======== SUPPLIED DATA ========
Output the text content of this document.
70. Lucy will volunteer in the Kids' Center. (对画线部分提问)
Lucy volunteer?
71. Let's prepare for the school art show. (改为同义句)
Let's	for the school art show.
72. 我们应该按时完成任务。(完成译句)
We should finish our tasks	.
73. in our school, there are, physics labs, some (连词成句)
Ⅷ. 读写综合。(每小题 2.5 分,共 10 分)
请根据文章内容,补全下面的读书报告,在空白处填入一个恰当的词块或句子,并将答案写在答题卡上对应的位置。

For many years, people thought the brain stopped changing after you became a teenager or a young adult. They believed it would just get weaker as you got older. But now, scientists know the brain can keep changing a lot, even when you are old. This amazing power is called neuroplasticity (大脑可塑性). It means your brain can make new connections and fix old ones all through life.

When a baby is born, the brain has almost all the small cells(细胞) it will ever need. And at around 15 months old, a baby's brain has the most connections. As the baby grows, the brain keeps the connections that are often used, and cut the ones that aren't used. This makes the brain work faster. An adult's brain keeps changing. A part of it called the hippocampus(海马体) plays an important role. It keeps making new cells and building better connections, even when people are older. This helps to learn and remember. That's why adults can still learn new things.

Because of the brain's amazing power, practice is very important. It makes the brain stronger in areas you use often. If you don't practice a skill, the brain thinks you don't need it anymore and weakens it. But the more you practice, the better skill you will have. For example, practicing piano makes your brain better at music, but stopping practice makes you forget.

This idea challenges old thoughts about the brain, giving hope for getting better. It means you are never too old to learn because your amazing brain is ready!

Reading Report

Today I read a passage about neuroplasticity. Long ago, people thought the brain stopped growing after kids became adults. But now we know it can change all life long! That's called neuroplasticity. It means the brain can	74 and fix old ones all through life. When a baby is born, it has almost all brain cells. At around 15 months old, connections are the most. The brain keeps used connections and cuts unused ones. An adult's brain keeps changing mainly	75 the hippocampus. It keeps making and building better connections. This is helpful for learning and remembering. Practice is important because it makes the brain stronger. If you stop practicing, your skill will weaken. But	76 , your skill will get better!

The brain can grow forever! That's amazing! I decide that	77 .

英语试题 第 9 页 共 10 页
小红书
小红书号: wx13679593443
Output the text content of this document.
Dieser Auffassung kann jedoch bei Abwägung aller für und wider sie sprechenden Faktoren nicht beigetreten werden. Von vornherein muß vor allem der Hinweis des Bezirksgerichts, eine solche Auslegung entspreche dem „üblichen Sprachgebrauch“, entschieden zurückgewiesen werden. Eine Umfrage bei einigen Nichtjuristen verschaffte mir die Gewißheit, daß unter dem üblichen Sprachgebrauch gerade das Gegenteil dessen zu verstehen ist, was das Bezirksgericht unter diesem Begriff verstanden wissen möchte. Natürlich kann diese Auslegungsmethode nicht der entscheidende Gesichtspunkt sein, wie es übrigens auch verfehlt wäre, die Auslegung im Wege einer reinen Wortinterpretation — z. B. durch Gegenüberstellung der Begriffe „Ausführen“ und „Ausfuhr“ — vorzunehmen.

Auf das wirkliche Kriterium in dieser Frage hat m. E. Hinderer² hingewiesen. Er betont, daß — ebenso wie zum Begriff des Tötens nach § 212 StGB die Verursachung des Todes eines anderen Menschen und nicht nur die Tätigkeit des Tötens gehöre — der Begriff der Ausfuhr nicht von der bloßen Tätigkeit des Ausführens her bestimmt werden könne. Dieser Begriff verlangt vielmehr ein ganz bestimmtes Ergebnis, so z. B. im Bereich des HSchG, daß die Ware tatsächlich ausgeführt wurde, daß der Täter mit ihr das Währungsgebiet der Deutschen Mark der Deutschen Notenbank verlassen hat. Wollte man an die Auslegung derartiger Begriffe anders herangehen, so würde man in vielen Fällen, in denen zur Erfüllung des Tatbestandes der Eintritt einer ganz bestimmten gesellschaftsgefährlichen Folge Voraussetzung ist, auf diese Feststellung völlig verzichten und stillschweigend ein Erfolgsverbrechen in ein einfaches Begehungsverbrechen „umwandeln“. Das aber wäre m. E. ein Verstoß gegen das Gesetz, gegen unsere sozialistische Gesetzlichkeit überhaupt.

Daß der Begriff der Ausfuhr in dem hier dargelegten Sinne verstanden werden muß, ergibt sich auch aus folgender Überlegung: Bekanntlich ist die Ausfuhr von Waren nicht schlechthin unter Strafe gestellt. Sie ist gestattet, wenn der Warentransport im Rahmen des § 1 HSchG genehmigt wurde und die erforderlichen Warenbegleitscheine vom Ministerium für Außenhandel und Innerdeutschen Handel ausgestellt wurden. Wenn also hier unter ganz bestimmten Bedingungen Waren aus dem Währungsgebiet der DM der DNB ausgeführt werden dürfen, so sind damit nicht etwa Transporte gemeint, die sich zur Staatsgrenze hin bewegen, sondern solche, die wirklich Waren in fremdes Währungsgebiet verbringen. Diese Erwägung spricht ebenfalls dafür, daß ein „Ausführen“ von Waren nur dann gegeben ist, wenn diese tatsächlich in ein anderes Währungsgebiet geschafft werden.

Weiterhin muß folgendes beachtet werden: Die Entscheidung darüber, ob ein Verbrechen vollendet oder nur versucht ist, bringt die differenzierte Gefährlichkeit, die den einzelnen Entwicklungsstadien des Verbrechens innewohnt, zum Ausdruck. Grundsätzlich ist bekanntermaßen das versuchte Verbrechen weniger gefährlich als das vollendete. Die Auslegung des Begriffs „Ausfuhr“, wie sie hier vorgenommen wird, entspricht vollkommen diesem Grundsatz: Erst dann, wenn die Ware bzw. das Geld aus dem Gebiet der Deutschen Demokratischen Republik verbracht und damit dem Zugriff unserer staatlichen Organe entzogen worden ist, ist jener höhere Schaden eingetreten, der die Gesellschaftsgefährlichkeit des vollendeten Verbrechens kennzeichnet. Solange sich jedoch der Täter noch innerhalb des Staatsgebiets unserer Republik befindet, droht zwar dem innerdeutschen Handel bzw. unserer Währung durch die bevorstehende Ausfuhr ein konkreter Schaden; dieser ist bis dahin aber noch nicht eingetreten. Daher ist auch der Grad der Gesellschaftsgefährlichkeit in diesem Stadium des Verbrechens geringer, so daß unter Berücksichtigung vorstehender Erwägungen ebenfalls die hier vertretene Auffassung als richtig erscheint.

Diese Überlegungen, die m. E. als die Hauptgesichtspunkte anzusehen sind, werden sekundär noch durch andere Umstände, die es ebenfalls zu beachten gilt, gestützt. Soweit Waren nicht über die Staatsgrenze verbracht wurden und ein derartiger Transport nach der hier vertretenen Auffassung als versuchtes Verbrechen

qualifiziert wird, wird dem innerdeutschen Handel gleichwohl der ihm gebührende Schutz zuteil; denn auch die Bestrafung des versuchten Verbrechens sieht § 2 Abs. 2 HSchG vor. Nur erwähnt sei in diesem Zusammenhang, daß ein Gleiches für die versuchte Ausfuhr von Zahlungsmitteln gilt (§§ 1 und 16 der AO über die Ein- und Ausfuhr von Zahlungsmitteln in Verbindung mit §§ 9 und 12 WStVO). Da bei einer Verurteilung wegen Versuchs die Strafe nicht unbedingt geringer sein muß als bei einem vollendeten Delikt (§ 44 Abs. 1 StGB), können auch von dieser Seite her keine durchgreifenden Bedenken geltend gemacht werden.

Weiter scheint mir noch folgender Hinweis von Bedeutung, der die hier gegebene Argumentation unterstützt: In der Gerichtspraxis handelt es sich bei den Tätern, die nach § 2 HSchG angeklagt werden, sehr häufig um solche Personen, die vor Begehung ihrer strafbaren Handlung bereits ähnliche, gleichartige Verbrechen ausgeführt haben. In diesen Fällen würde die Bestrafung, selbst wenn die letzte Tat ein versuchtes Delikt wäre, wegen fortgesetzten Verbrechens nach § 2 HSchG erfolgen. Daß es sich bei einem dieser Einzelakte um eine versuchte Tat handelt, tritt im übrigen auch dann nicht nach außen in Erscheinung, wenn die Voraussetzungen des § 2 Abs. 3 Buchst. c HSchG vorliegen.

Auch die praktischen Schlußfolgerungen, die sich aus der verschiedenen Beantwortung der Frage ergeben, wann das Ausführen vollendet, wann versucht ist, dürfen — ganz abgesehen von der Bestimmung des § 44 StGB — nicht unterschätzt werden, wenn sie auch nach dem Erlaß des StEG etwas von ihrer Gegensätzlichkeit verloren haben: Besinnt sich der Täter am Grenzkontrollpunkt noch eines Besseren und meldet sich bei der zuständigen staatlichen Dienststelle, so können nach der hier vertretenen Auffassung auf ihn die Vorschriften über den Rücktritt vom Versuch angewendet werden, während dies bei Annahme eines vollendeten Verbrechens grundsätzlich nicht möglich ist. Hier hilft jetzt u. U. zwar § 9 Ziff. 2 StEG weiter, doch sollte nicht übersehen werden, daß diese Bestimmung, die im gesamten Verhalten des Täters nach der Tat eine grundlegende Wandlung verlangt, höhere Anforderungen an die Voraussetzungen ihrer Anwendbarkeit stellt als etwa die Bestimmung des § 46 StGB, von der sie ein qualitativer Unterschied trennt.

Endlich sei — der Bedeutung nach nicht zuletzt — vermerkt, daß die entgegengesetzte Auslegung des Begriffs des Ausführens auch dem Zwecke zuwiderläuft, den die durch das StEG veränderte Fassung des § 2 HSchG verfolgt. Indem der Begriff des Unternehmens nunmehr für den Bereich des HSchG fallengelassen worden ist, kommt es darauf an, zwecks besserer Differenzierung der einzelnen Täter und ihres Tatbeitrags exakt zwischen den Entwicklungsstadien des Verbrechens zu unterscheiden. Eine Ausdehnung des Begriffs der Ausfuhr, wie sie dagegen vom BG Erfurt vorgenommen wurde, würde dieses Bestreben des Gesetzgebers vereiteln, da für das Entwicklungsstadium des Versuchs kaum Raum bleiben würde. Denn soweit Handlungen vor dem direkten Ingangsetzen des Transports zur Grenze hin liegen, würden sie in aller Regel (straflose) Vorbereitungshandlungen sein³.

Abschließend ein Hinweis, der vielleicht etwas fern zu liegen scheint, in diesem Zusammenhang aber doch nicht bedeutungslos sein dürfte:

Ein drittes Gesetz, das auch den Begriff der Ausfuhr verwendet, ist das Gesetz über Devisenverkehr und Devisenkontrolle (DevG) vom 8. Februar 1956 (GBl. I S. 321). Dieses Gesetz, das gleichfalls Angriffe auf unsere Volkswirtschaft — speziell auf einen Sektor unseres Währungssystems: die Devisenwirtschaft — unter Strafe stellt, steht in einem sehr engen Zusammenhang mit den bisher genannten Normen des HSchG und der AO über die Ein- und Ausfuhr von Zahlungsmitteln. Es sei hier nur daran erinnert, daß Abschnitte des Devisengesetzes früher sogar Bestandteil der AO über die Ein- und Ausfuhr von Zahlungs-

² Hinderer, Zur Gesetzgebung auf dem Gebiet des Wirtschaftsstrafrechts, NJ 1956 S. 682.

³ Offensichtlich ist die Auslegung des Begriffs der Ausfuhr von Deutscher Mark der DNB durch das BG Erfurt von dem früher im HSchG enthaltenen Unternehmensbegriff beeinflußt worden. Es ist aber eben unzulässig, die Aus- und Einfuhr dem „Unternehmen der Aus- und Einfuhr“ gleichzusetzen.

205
========
■ **TASK STATEMENT**
Which lines above hold the string "practicing"? Show each of them.

■ **WRITTEN ANSWER**
Because of the brain's amazing power, practice is very important. It makes the brain stronger in areas you use often. If you don't practice a skill, the brain thinks you don't need it anymore and weakens it. But the more you practice, the better skill you will have. For example, practicing piano makes your brain better at music, but stopping practice makes you forget.
Today I read a passage about neuroplasticity. Long ago, people thought the brain stopped growing after kids became adults. But now we know it can change all life long! That's called neuroplasticity. It means the brain can	74 and fix old ones all through life. When a baby is born, it has almost all brain cells. At around 15 months old, connections are the most. The brain keeps used connections and cuts unused ones. An adult's brain keeps changing mainly	75 the hippocampus. It keeps making and building better connections. This is helpful for learning and remembering. Practice is important because it makes the brain stronger. If you stop practicing, your skill will weaken. But	76 , your skill will get better!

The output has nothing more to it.